▸ **Listed entries**:
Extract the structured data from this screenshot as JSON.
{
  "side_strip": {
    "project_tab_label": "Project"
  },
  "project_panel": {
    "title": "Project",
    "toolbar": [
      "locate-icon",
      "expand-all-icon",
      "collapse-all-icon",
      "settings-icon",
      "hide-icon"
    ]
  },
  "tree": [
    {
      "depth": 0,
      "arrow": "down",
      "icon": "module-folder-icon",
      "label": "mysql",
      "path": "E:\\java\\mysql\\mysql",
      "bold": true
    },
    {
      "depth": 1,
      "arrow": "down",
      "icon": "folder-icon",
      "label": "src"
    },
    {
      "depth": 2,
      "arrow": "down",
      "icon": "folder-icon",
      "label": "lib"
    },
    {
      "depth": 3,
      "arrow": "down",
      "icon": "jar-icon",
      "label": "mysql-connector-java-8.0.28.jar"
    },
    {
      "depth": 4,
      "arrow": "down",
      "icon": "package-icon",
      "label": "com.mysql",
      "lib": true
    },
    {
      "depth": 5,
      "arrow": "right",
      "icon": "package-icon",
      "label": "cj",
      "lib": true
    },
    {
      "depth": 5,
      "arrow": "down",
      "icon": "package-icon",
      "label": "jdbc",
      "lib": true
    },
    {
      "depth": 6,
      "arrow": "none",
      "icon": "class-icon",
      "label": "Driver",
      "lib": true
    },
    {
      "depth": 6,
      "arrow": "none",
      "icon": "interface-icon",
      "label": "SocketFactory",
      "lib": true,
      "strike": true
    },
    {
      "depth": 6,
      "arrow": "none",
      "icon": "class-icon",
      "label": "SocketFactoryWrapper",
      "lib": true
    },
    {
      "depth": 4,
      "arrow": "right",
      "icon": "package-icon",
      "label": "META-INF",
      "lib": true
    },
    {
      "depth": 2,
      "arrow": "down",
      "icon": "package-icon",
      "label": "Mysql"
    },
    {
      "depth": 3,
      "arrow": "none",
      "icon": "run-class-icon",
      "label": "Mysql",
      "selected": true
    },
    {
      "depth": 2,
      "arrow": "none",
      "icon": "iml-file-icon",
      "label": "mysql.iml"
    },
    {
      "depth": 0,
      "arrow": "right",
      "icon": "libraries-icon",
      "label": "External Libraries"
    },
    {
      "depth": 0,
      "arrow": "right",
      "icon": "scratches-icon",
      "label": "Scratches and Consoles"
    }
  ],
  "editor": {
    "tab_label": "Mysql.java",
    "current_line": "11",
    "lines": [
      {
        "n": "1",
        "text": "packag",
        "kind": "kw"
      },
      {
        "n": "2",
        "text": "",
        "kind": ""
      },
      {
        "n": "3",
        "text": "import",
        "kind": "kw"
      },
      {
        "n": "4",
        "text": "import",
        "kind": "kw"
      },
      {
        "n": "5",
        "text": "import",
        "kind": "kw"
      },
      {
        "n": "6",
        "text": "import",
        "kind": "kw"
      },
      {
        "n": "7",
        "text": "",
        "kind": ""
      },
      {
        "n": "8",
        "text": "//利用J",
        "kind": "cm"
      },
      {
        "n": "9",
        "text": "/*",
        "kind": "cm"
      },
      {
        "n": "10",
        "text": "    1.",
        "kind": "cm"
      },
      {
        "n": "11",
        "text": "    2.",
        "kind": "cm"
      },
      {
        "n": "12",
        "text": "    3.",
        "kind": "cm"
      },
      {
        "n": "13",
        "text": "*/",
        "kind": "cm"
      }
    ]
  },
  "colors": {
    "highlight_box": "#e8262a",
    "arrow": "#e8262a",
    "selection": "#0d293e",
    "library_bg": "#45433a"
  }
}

▸ **Work to do**: The data above must be returned in full, exactly as written.

▸ **Right answer**:
Extract the structured data from this screenshot as JSON.
{
  "side_strip": {
    "project_tab_label": "Project"
  },
  "project_panel": {
    "title": "Project",
    "toolbar": [
      "locate-icon",
      "expand-all-icon",
      "collapse-all-icon",
      "settings-icon",
      "hide-icon"
    ]
  },
  "tree": [
    {
      "depth": 0,
      "arrow": "down",
      "icon": "module-folder-icon",
      "label": "mysql",
      "path": "E:\\java\\mysql\\mysql",
      "bold": true
    },
    {
      "depth": 1,
      "arrow": "down",
      "icon": "folder-icon",
      "label": "src"
    },
    {
      "depth": 2,
      "arrow": "down",
      "icon": "folder-icon",
      "label": "lib"
    },
    {
      "depth": 3,
      "arrow": "down",
      "icon": "jar-icon",
      "label": "mysql-connector-java-8.0.28.jar"
    },
    {
      "depth": 4,
      "arrow": "down",
      "icon": "package-icon",
      "label": "com.mysql",
      "lib": true
    },
    {
      "depth": 5,
      "arrow": "right",
      "icon": "package-icon",
      "label": "cj",
      "lib": true
    },
    {
      "depth": 5,
      "arrow": "down",
      "icon": "package-icon",
      "label": "jdbc",
      "lib": true
    },
    {
      "depth": 6,
      "arrow": "none",
      "icon": "class-icon",
      "label": "Driver",
      "lib": true
    },
    {
      "depth": 6,
      "arrow": "none",
      "icon": "interface-icon",
      "label": "SocketFactory",
      "lib": true,
      "strike": true
    },
    {
      "depth": 6,
      "arrow": "none",
      "icon": "class-icon",
      "label": "SocketFactoryWrapper",
      "lib": true
    },
    {
      "depth": 4,
      "arrow": "right",
      "icon": "package-icon",
      "label": "META-INF",
      "lib": true
    },
    {
      "depth": 2,
      "arrow": "down",
      "icon": "package-icon",
      "label": "Mysql"
    },
    {
      "depth": 3,
      "arrow": "none",
      "icon": "run-class-icon",
      "label": "Mysql",
      "selected": true
    },
    {
      "depth": 2,
      "arrow": "none",
      "icon": "iml-file-icon",
      "label": "mysql.iml"
    },
    {
      "depth": 0,
      "arrow": "right",
      "icon": "libraries-icon",
      "label": "External Libraries"
    },
    {
      "depth": 0,
      "arrow": "right",
      "icon": "scratches-icon",
      "label": "Scratches and Consoles"
    }
  ],
  "editor": {
    "tab_label": "Mysql.java",
    "current_line": "11",
    "lines": [
      {
        "n": "1",
        "text": "packag",
        "kind": "kw"
      },
      {
        "n": "2",
        "text": "",
        "kind": ""
      },
      {
        "n": "3",
        "text": "import",
        "kind": "kw"
      },
      {
        "n": "4",
        "text": "import",
        "kind": "kw"
      },
      {
        "n": "5",
        "text": "import",
        "kind": "kw"
      },
      {
        "n": "6",
        "text": "import",
        "kind": "kw"
      },
      {
        "n": "7",
        "text": "",
        "kind": ""
      },
      {
        "n": "8",
        "text": "//利用J",
        "kind": "cm"
      },
      {
        "n": "9",
        "text": "/*",
        "kind": "cm"
      },
      {
        "n": "10",
        "text": "    1.",
        "kind": "cm"
      },
      {
        "n": "11",
        "text": "    2.",
        "kind": "cm"
      },
      {
        "n": "12",
        "text": "    3.",
        "kind": "cm"
      },
      {
        "n": "13",
        "text": "*/",
        "kind": "cm"
      }
    ]
  },
  "colors": {
    "highlight_box": "#e8262a",
    "arrow": "#e8262a",
    "selection": "#0d293e",
    "library_bg": "#45433a"
  }
}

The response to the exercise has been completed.